**Aim of the exercise**:
Set down all of the data that follows word for word, without the images.

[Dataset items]
START
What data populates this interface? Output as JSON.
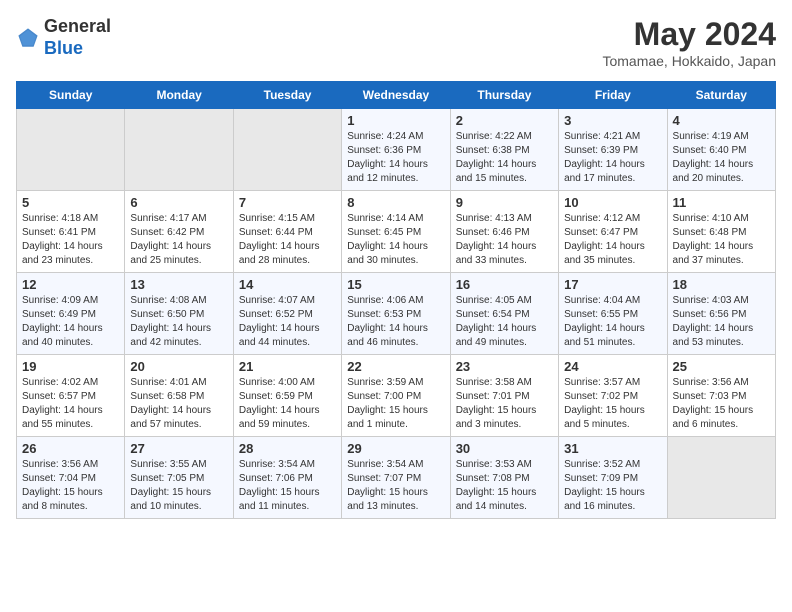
{
  "header": {
    "logo_general": "General",
    "logo_blue": "Blue",
    "month_title": "May 2024",
    "location": "Tomamae, Hokkaido, Japan"
  },
  "days_of_week": [
    "Sunday",
    "Monday",
    "Tuesday",
    "Wednesday",
    "Thursday",
    "Friday",
    "Saturday"
  ],
  "weeks": [
    [
      {
        "day": "",
        "info": ""
      },
      {
        "day": "",
        "info": ""
      },
      {
        "day": "",
        "info": ""
      },
      {
        "day": "1",
        "info": "Sunrise: 4:24 AM\nSunset: 6:36 PM\nDaylight: 14 hours\nand 12 minutes."
      },
      {
        "day": "2",
        "info": "Sunrise: 4:22 AM\nSunset: 6:38 PM\nDaylight: 14 hours\nand 15 minutes."
      },
      {
        "day": "3",
        "info": "Sunrise: 4:21 AM\nSunset: 6:39 PM\nDaylight: 14 hours\nand 17 minutes."
      },
      {
        "day": "4",
        "info": "Sunrise: 4:19 AM\nSunset: 6:40 PM\nDaylight: 14 hours\nand 20 minutes."
      }
    ],
    [
      {
        "day": "5",
        "info": "Sunrise: 4:18 AM\nSunset: 6:41 PM\nDaylight: 14 hours\nand 23 minutes."
      },
      {
        "day": "6",
        "info": "Sunrise: 4:17 AM\nSunset: 6:42 PM\nDaylight: 14 hours\nand 25 minutes."
      },
      {
        "day": "7",
        "info": "Sunrise: 4:15 AM\nSunset: 6:44 PM\nDaylight: 14 hours\nand 28 minutes."
      },
      {
        "day": "8",
        "info": "Sunrise: 4:14 AM\nSunset: 6:45 PM\nDaylight: 14 hours\nand 30 minutes."
      },
      {
        "day": "9",
        "info": "Sunrise: 4:13 AM\nSunset: 6:46 PM\nDaylight: 14 hours\nand 33 minutes."
      },
      {
        "day": "10",
        "info": "Sunrise: 4:12 AM\nSunset: 6:47 PM\nDaylight: 14 hours\nand 35 minutes."
      },
      {
        "day": "11",
        "info": "Sunrise: 4:10 AM\nSunset: 6:48 PM\nDaylight: 14 hours\nand 37 minutes."
      }
    ],
    [
      {
        "day": "12",
        "info": "Sunrise: 4:09 AM\nSunset: 6:49 PM\nDaylight: 14 hours\nand 40 minutes."
      },
      {
        "day": "13",
        "info": "Sunrise: 4:08 AM\nSunset: 6:50 PM\nDaylight: 14 hours\nand 42 minutes."
      },
      {
        "day": "14",
        "info": "Sunrise: 4:07 AM\nSunset: 6:52 PM\nDaylight: 14 hours\nand 44 minutes."
      },
      {
        "day": "15",
        "info": "Sunrise: 4:06 AM\nSunset: 6:53 PM\nDaylight: 14 hours\nand 46 minutes."
      },
      {
        "day": "16",
        "info": "Sunrise: 4:05 AM\nSunset: 6:54 PM\nDaylight: 14 hours\nand 49 minutes."
      },
      {
        "day": "17",
        "info": "Sunrise: 4:04 AM\nSunset: 6:55 PM\nDaylight: 14 hours\nand 51 minutes."
      },
      {
        "day": "18",
        "info": "Sunrise: 4:03 AM\nSunset: 6:56 PM\nDaylight: 14 hours\nand 53 minutes."
      }
    ],
    [
      {
        "day": "19",
        "info": "Sunrise: 4:02 AM\nSunset: 6:57 PM\nDaylight: 14 hours\nand 55 minutes."
      },
      {
        "day": "20",
        "info": "Sunrise: 4:01 AM\nSunset: 6:58 PM\nDaylight: 14 hours\nand 57 minutes."
      },
      {
        "day": "21",
        "info": "Sunrise: 4:00 AM\nSunset: 6:59 PM\nDaylight: 14 hours\nand 59 minutes."
      },
      {
        "day": "22",
        "info": "Sunrise: 3:59 AM\nSunset: 7:00 PM\nDaylight: 15 hours\nand 1 minute."
      },
      {
        "day": "23",
        "info": "Sunrise: 3:58 AM\nSunset: 7:01 PM\nDaylight: 15 hours\nand 3 minutes."
      },
      {
        "day": "24",
        "info": "Sunrise: 3:57 AM\nSunset: 7:02 PM\nDaylight: 15 hours\nand 5 minutes."
      },
      {
        "day": "25",
        "info": "Sunrise: 3:56 AM\nSunset: 7:03 PM\nDaylight: 15 hours\nand 6 minutes."
      }
    ],
    [
      {
        "day": "26",
        "info": "Sunrise: 3:56 AM\nSunset: 7:04 PM\nDaylight: 15 hours\nand 8 minutes."
      },
      {
        "day": "27",
        "info": "Sunrise: 3:55 AM\nSunset: 7:05 PM\nDaylight: 15 hours\nand 10 minutes."
      },
      {
        "day": "28",
        "info": "Sunrise: 3:54 AM\nSunset: 7:06 PM\nDaylight: 15 hours\nand 11 minutes."
      },
      {
        "day": "29",
        "info": "Sunrise: 3:54 AM\nSunset: 7:07 PM\nDaylight: 15 hours\nand 13 minutes."
      },
      {
        "day": "30",
        "info": "Sunrise: 3:53 AM\nSunset: 7:08 PM\nDaylight: 15 hours\nand 14 minutes."
      },
      {
        "day": "31",
        "info": "Sunrise: 3:52 AM\nSunset: 7:09 PM\nDaylight: 15 hours\nand 16 minutes."
      },
      {
        "day": "",
        "info": ""
      }
    ]
  ]
}
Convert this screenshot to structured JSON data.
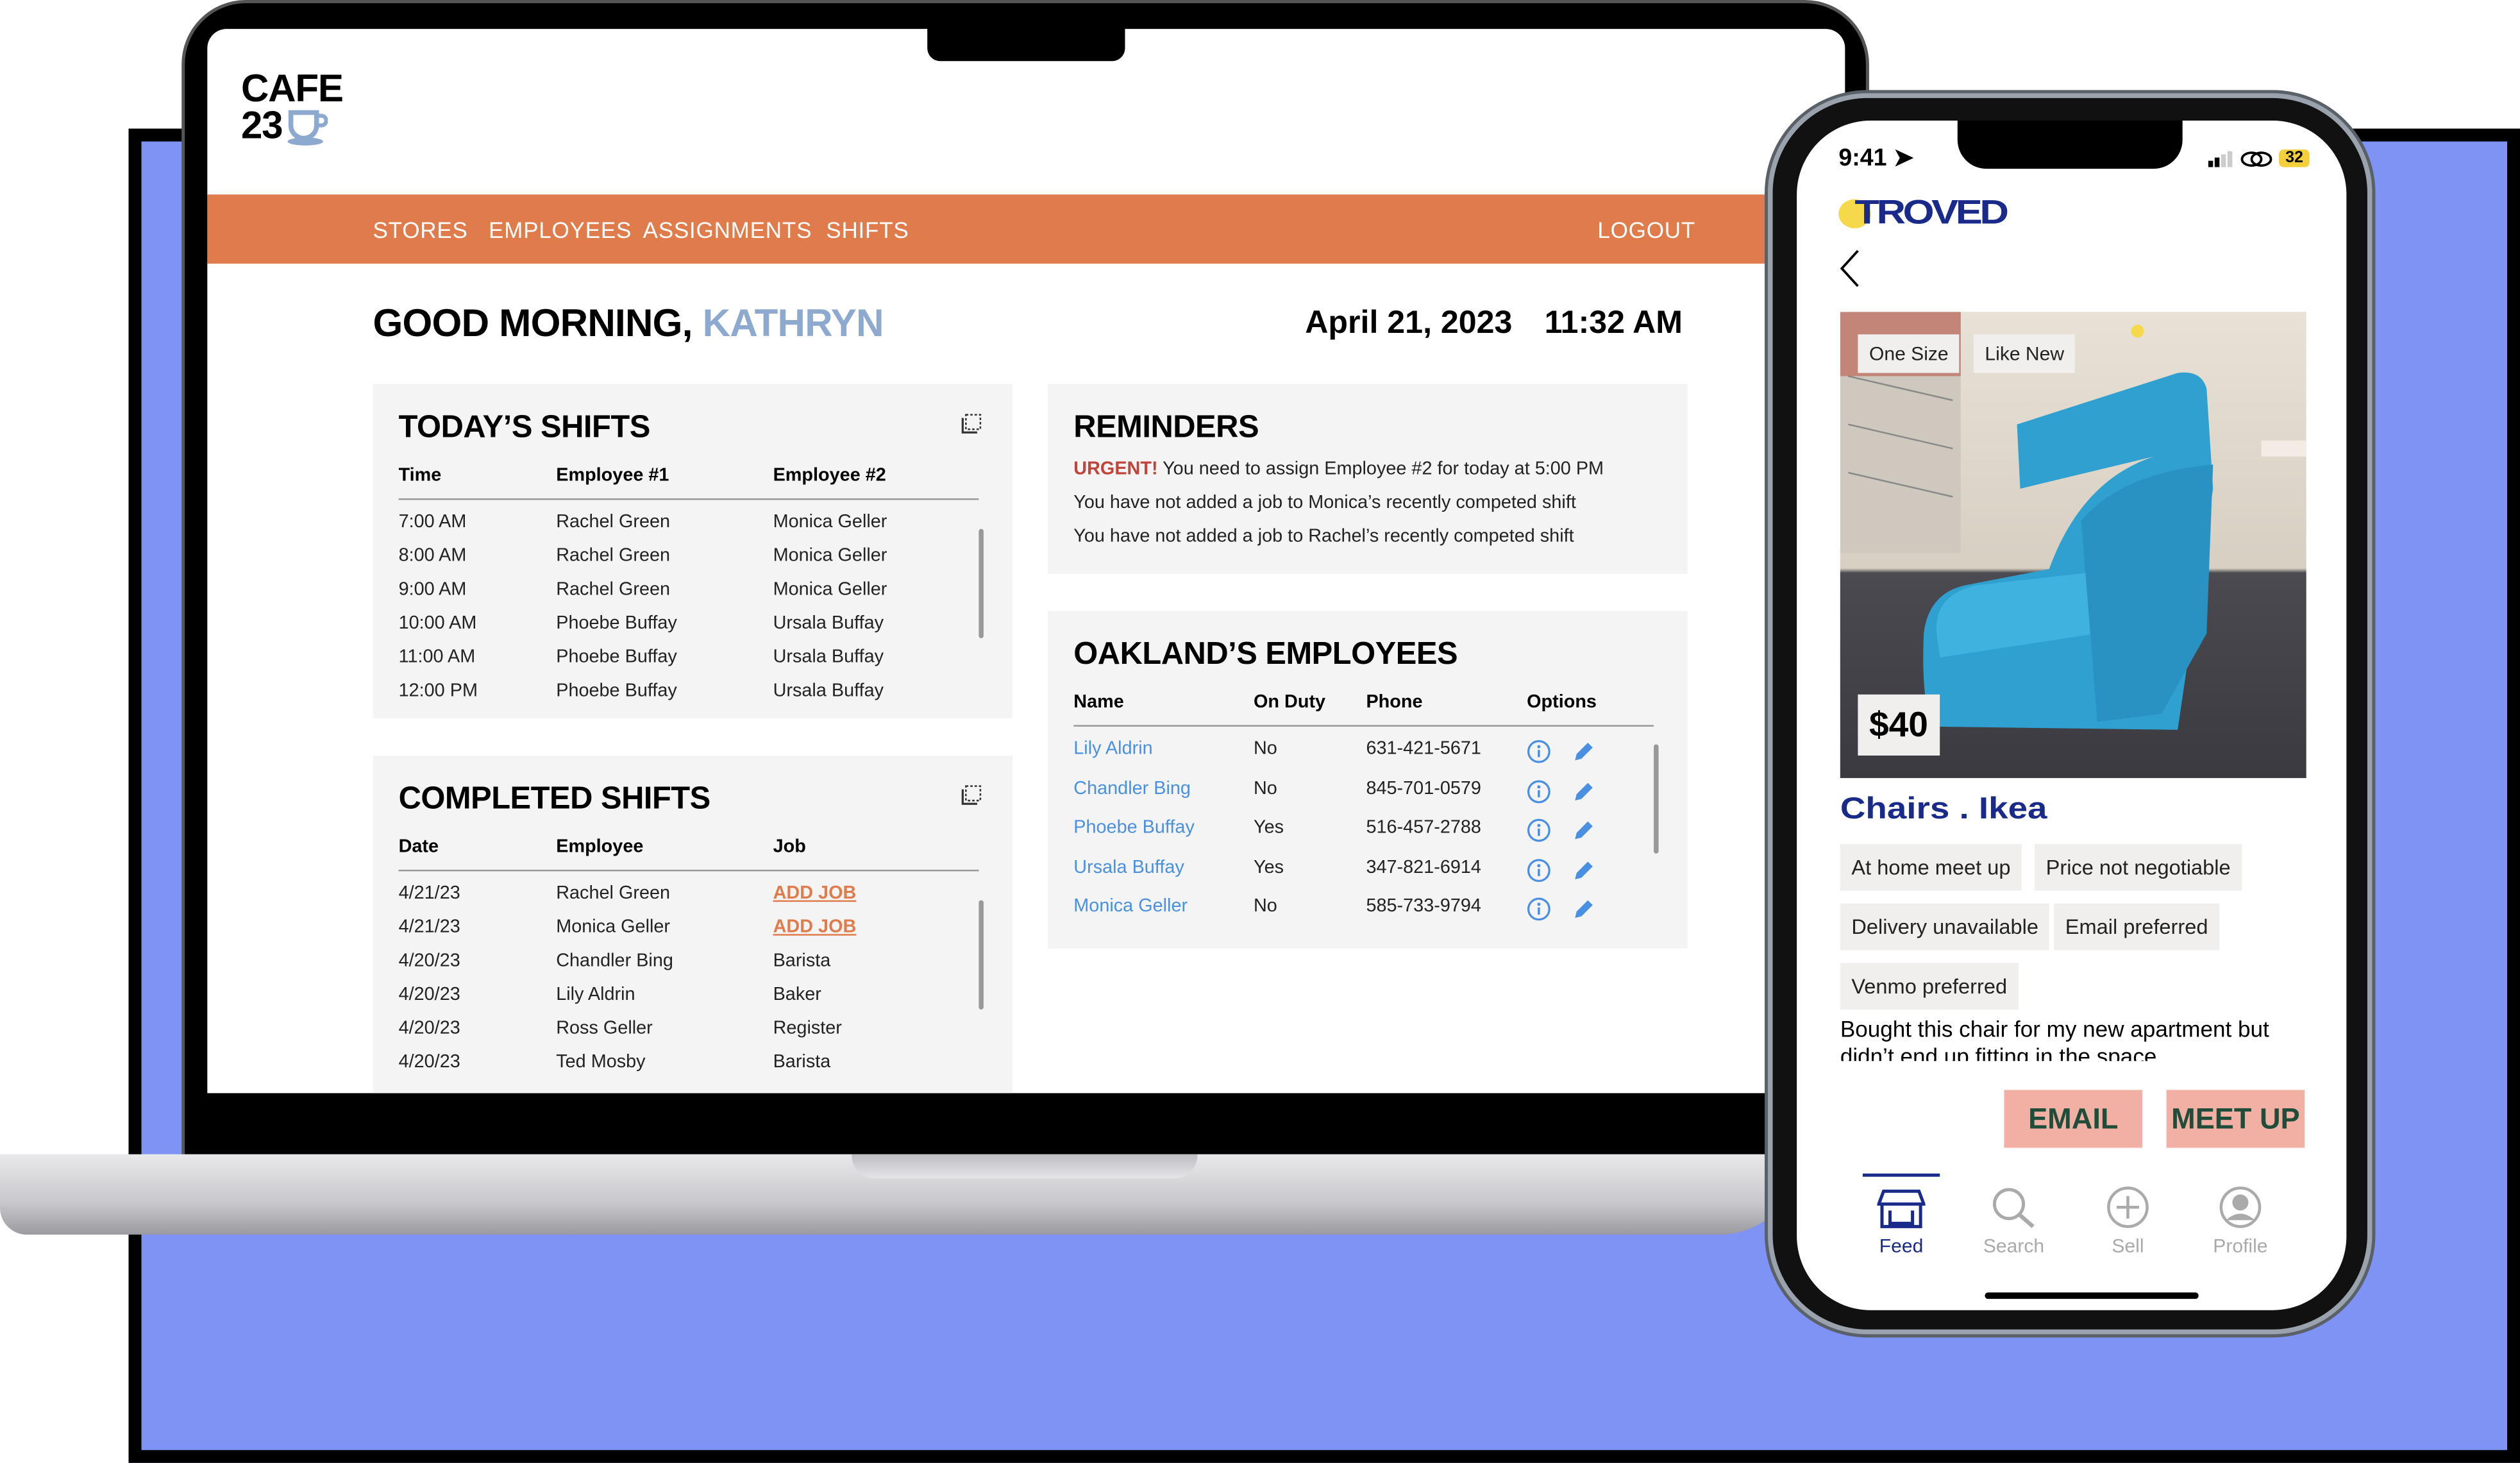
END
**Answer in full**:
What data populates this interface? Output as JSON.
{
  "header": {
    "logo_general": "General",
    "logo_blue": "Blue",
    "month_title": "May 2024",
    "location": "Tomamae, Hokkaido, Japan"
  },
  "days_of_week": [
    "Sunday",
    "Monday",
    "Tuesday",
    "Wednesday",
    "Thursday",
    "Friday",
    "Saturday"
  ],
  "weeks": [
    [
      {
        "day": "",
        "info": ""
      },
      {
        "day": "",
        "info": ""
      },
      {
        "day": "",
        "info": ""
      },
      {
        "day": "1",
        "info": "Sunrise: 4:24 AM\nSunset: 6:36 PM\nDaylight: 14 hours\nand 12 minutes."
      },
      {
        "day": "2",
        "info": "Sunrise: 4:22 AM\nSunset: 6:38 PM\nDaylight: 14 hours\nand 15 minutes."
      },
      {
        "day": "3",
        "info": "Sunrise: 4:21 AM\nSunset: 6:39 PM\nDaylight: 14 hours\nand 17 minutes."
      },
      {
        "day": "4",
        "info": "Sunrise: 4:19 AM\nSunset: 6:40 PM\nDaylight: 14 hours\nand 20 minutes."
      }
    ],
    [
      {
        "day": "5",
        "info": "Sunrise: 4:18 AM\nSunset: 6:41 PM\nDaylight: 14 hours\nand 23 minutes."
      },
      {
        "day": "6",
        "info": "Sunrise: 4:17 AM\nSunset: 6:42 PM\nDaylight: 14 hours\nand 25 minutes."
      },
      {
        "day": "7",
        "info": "Sunrise: 4:15 AM\nSunset: 6:44 PM\nDaylight: 14 hours\nand 28 minutes."
      },
      {
        "day": "8",
        "info": "Sunrise: 4:14 AM\nSunset: 6:45 PM\nDaylight: 14 hours\nand 30 minutes."
      },
      {
        "day": "9",
        "info": "Sunrise: 4:13 AM\nSunset: 6:46 PM\nDaylight: 14 hours\nand 33 minutes."
      },
      {
        "day": "10",
        "info": "Sunrise: 4:12 AM\nSunset: 6:47 PM\nDaylight: 14 hours\nand 35 minutes."
      },
      {
        "day": "11",
        "info": "Sunrise: 4:10 AM\nSunset: 6:48 PM\nDaylight: 14 hours\nand 37 minutes."
      }
    ],
    [
      {
        "day": "12",
        "info": "Sunrise: 4:09 AM\nSunset: 6:49 PM\nDaylight: 14 hours\nand 40 minutes."
      },
      {
        "day": "13",
        "info": "Sunrise: 4:08 AM\nSunset: 6:50 PM\nDaylight: 14 hours\nand 42 minutes."
      },
      {
        "day": "14",
        "info": "Sunrise: 4:07 AM\nSunset: 6:52 PM\nDaylight: 14 hours\nand 44 minutes."
      },
      {
        "day": "15",
        "info": "Sunrise: 4:06 AM\nSunset: 6:53 PM\nDaylight: 14 hours\nand 46 minutes."
      },
      {
        "day": "16",
        "info": "Sunrise: 4:05 AM\nSunset: 6:54 PM\nDaylight: 14 hours\nand 49 minutes."
      },
      {
        "day": "17",
        "info": "Sunrise: 4:04 AM\nSunset: 6:55 PM\nDaylight: 14 hours\nand 51 minutes."
      },
      {
        "day": "18",
        "info": "Sunrise: 4:03 AM\nSunset: 6:56 PM\nDaylight: 14 hours\nand 53 minutes."
      }
    ],
    [
      {
        "day": "19",
        "info": "Sunrise: 4:02 AM\nSunset: 6:57 PM\nDaylight: 14 hours\nand 55 minutes."
      },
      {
        "day": "20",
        "info": "Sunrise: 4:01 AM\nSunset: 6:58 PM\nDaylight: 14 hours\nand 57 minutes."
      },
      {
        "day": "21",
        "info": "Sunrise: 4:00 AM\nSunset: 6:59 PM\nDaylight: 14 hours\nand 59 minutes."
      },
      {
        "day": "22",
        "info": "Sunrise: 3:59 AM\nSunset: 7:00 PM\nDaylight: 15 hours\nand 1 minute."
      },
      {
        "day": "23",
        "info": "Sunrise: 3:58 AM\nSunset: 7:01 PM\nDaylight: 15 hours\nand 3 minutes."
      },
      {
        "day": "24",
        "info": "Sunrise: 3:57 AM\nSunset: 7:02 PM\nDaylight: 15 hours\nand 5 minutes."
      },
      {
        "day": "25",
        "info": "Sunrise: 3:56 AM\nSunset: 7:03 PM\nDaylight: 15 hours\nand 6 minutes."
      }
    ],
    [
      {
        "day": "26",
        "info": "Sunrise: 3:56 AM\nSunset: 7:04 PM\nDaylight: 15 hours\nand 8 minutes."
      },
      {
        "day": "27",
        "info": "Sunrise: 3:55 AM\nSunset: 7:05 PM\nDaylight: 15 hours\nand 10 minutes."
      },
      {
        "day": "28",
        "info": "Sunrise: 3:54 AM\nSunset: 7:06 PM\nDaylight: 15 hours\nand 11 minutes."
      },
      {
        "day": "29",
        "info": "Sunrise: 3:54 AM\nSunset: 7:07 PM\nDaylight: 15 hours\nand 13 minutes."
      },
      {
        "day": "30",
        "info": "Sunrise: 3:53 AM\nSunset: 7:08 PM\nDaylight: 15 hours\nand 14 minutes."
      },
      {
        "day": "31",
        "info": "Sunrise: 3:52 AM\nSunset: 7:09 PM\nDaylight: 15 hours\nand 16 minutes."
      },
      {
        "day": "",
        "info": ""
      }
    ]
  ]
}
Convert this screenshot to structured JSON data.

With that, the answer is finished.